### Exercise brief
Extract the complete listing and repeat it word for word.

### Material supplied

----

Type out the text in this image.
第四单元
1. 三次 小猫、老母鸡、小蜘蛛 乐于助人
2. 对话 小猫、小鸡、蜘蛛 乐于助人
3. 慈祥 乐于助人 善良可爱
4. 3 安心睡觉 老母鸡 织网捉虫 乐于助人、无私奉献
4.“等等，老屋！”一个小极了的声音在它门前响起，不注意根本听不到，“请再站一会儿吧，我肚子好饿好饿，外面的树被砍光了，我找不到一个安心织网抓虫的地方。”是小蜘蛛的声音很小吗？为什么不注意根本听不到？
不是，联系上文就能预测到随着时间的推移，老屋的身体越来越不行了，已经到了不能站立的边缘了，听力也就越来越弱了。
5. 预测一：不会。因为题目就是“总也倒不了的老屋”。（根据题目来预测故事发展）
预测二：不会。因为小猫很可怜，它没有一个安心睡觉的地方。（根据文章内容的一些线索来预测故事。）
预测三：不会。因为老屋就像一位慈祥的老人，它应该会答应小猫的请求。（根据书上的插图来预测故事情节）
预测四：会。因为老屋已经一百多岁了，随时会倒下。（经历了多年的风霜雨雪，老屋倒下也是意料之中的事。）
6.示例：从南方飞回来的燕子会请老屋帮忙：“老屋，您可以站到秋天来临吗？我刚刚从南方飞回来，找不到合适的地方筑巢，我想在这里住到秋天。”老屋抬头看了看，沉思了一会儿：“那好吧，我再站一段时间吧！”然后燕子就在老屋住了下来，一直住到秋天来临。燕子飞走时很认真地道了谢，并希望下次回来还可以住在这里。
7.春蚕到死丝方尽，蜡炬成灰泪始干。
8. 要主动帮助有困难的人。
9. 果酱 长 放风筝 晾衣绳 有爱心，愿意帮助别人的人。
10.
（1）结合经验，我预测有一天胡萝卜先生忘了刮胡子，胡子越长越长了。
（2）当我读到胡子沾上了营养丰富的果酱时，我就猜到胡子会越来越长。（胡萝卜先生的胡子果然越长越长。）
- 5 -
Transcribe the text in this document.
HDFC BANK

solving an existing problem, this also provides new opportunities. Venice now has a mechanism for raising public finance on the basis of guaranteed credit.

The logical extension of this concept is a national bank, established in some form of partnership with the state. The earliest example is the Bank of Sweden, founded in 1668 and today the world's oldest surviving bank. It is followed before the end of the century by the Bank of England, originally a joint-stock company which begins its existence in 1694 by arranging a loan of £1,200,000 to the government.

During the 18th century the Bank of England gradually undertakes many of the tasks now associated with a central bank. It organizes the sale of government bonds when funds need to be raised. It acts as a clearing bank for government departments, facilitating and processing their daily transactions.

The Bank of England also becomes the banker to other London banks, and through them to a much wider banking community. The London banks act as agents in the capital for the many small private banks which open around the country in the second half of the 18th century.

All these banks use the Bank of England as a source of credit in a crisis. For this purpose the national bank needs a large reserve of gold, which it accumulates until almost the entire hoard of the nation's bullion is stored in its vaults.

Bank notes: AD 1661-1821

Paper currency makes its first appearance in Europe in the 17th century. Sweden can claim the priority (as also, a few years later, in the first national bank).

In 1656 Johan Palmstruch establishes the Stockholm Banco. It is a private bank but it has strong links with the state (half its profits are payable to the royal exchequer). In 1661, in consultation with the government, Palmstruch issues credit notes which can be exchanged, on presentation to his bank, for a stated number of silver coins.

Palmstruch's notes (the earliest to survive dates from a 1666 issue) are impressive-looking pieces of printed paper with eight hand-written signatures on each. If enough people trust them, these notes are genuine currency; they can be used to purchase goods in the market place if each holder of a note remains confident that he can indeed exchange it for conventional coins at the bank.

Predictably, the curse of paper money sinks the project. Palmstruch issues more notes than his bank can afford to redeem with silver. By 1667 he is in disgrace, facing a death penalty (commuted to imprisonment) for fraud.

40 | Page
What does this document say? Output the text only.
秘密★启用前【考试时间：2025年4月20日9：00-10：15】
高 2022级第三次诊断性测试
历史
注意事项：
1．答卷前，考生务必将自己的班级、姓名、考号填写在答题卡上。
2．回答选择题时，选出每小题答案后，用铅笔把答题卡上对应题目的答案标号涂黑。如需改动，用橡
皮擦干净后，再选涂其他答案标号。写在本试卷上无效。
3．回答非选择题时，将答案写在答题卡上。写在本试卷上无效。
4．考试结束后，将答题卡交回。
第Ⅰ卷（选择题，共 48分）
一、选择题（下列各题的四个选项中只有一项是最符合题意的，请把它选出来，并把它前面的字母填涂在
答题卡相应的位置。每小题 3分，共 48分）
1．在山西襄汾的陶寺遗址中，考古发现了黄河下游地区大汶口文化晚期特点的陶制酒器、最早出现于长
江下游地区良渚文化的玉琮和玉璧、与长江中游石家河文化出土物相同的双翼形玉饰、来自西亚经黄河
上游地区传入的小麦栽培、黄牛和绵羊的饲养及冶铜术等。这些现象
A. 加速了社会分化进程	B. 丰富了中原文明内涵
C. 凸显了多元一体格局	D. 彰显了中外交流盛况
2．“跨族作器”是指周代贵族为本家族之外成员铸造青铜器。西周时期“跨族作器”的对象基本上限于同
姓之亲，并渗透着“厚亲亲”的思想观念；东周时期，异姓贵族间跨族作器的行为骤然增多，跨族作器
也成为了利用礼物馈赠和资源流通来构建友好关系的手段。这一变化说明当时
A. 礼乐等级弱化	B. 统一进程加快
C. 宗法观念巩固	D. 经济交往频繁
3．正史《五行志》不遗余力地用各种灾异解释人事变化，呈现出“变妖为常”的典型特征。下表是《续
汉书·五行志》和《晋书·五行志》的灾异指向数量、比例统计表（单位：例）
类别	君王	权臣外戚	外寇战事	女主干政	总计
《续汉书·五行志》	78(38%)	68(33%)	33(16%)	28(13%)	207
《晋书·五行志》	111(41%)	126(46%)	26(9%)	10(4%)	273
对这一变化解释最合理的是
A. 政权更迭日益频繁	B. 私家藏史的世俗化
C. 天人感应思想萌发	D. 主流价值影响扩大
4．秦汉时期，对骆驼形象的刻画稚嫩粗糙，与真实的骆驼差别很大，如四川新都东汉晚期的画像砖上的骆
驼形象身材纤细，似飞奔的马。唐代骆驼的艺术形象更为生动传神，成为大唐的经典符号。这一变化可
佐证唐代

----

### Final answer
Type out the text in this image.
第四单元
1. 三次 小猫、老母鸡、小蜘蛛 乐于助人
2. 对话 小猫、小鸡、蜘蛛 乐于助人
3. 慈祥 乐于助人 善良可爱
4. 3 安心睡觉 老母鸡 织网捉虫 乐于助人、无私奉献
4.“等等，老屋！”一个小极了的声音在它门前响起，不注意根本听不到，“请再站一会儿吧，我肚子好饿好饿，外面的树被砍光了，我找不到一个安心织网抓虫的地方。”是小蜘蛛的声音很小吗？为什么不注意根本听不到？
不是，联系上文就能预测到随着时间的推移，老屋的身体越来越不行了，已经到了不能站立的边缘了，听力也就越来越弱了。
5. 预测一：不会。因为题目就是“总也倒不了的老屋”。（根据题目来预测故事发展）
预测二：不会。因为小猫很可怜，它没有一个安心睡觉的地方。（根据文章内容的一些线索来预测故事。）
预测三：不会。因为老屋就像一位慈祥的老人，它应该会答应小猫的请求。（根据书上的插图来预测故事情节）
预测四：会。因为老屋已经一百多岁了，随时会倒下。（经历了多年的风霜雨雪，老屋倒下也是意料之中的事。）
6.示例：从南方飞回来的燕子会请老屋帮忙：“老屋，您可以站到秋天来临吗？我刚刚从南方飞回来，找不到合适的地方筑巢，我想在这里住到秋天。”老屋抬头看了看，沉思了一会儿：“那好吧，我再站一段时间吧！”然后燕子就在老屋住了下来，一直住到秋天来临。燕子飞走时很认真地道了谢，并希望下次回来还可以住在这里。
7.春蚕到死丝方尽，蜡炬成灰泪始干。
8. 要主动帮助有困难的人。
9. 果酱 长 放风筝 晾衣绳 有爱心，愿意帮助别人的人。
10.
（1）结合经验，我预测有一天胡萝卜先生忘了刮胡子，胡子越长越长了。
（2）当我读到胡子沾上了营养丰富的果酱时，我就猜到胡子会越来越长。（胡萝卜先生的胡子果然越长越长。）
- 5 -
Transcribe the text in this document.
HDFC BANK

solving an existing problem, this also provides new opportunities. Venice now has a mechanism for raising public finance on the basis of guaranteed credit.

The logical extension of this concept is a national bank, established in some form of partnership with the state. The earliest example is the Bank of Sweden, founded in 1668 and today the world's oldest surviving bank. It is followed before the end of the century by the Bank of England, originally a joint-stock company which begins its existence in 1694 by arranging a loan of £1,200,000 to the government.

During the 18th century the Bank of England gradually undertakes many of the tasks now associated with a central bank. It organizes the sale of government bonds when funds need to be raised. It acts as a clearing bank for government departments, facilitating and processing their daily transactions.

The Bank of England also becomes the banker to other London banks, and through them to a much wider banking community. The London banks act as agents in the capital for the many small private banks which open around the country in the second half of the 18th century.

All these banks use the Bank of England as a source of credit in a crisis. For this purpose the national bank needs a large reserve of gold, which it accumulates until almost the entire hoard of the nation's bullion is stored in its vaults.

Bank notes: AD 1661-1821

Paper currency makes its first appearance in Europe in the 17th century. Sweden can claim the priority (as also, a few years later, in the first national bank).

In 1656 Johan Palmstruch establishes the Stockholm Banco. It is a private bank but it has strong links with the state (half its profits are payable to the royal exchequer). In 1661, in consultation with the government, Palmstruch issues credit notes which can be exchanged, on presentation to his bank, for a stated number of silver coins.

Palmstruch's notes (the earliest to survive dates from a 1666 issue) are impressive-looking pieces of printed paper with eight hand-written signatures on each. If enough people trust them, these notes are genuine currency; they can be used to purchase goods in the market place if each holder of a note remains confident that he can indeed exchange it for conventional coins at the bank.

Predictably, the curse of paper money sinks the project. Palmstruch issues more notes than his bank can afford to redeem with silver. By 1667 he is in disgrace, facing a death penalty (commuted to imprisonment) for fraud.

40 | Page
What does this document say? Output the text only.
秘密★启用前【考试时间：2025年4月20日9：00-10：15】
高 2022级第三次诊断性测试
历史
注意事项：
1．答卷前，考生务必将自己的班级、姓名、考号填写在答题卡上。
2．回答选择题时，选出每小题答案后，用铅笔把答题卡上对应题目的答案标号涂黑。如需改动，用橡
皮擦干净后，再选涂其他答案标号。写在本试卷上无效。
3．回答非选择题时，将答案写在答题卡上。写在本试卷上无效。
4．考试结束后，将答题卡交回。
第Ⅰ卷（选择题，共 48分）
一、选择题（下列各题的四个选项中只有一项是最符合题意的，请把它选出来，并把它前面的字母填涂在
答题卡相应的位置。每小题 3分，共 48分）
1．在山西襄汾的陶寺遗址中，考古发现了黄河下游地区大汶口文化晚期特点的陶制酒器、最早出现于长
江下游地区良渚文化的玉琮和玉璧、与长江中游石家河文化出土物相同的双翼形玉饰、来自西亚经黄河
上游地区传入的小麦栽培、黄牛和绵羊的饲养及冶铜术等。这些现象
A. 加速了社会分化进程	B. 丰富了中原文明内涵
C. 凸显了多元一体格局	D. 彰显了中外交流盛况
2．“跨族作器”是指周代贵族为本家族之外成员铸造青铜器。西周时期“跨族作器”的对象基本上限于同
姓之亲，并渗透着“厚亲亲”的思想观念；东周时期，异姓贵族间跨族作器的行为骤然增多，跨族作器
也成为了利用礼物馈赠和资源流通来构建友好关系的手段。这一变化说明当时
A. 礼乐等级弱化	B. 统一进程加快
C. 宗法观念巩固	D. 经济交往频繁
3．正史《五行志》不遗余力地用各种灾异解释人事变化，呈现出“变妖为常”的典型特征。下表是《续
汉书·五行志》和《晋书·五行志》的灾异指向数量、比例统计表（单位：例）
类别	君王	权臣外戚	外寇战事	女主干政	总计
《续汉书·五行志》	78(38%)	68(33%)	33(16%)	28(13%)	207
《晋书·五行志》	111(41%)	126(46%)	26(9%)	10(4%)	273
对这一变化解释最合理的是
A. 政权更迭日益频繁	B. 私家藏史的世俗化
C. 天人感应思想萌发	D. 主流价值影响扩大
4．秦汉时期，对骆驼形象的刻画稚嫩粗糙，与真实的骆驼差别很大，如四川新都东汉晚期的画像砖上的骆
驼形象身材纤细，似飞奔的马。唐代骆驼的艺术形象更为生动传神，成为大唐的经典符号。这一变化可
佐证唐代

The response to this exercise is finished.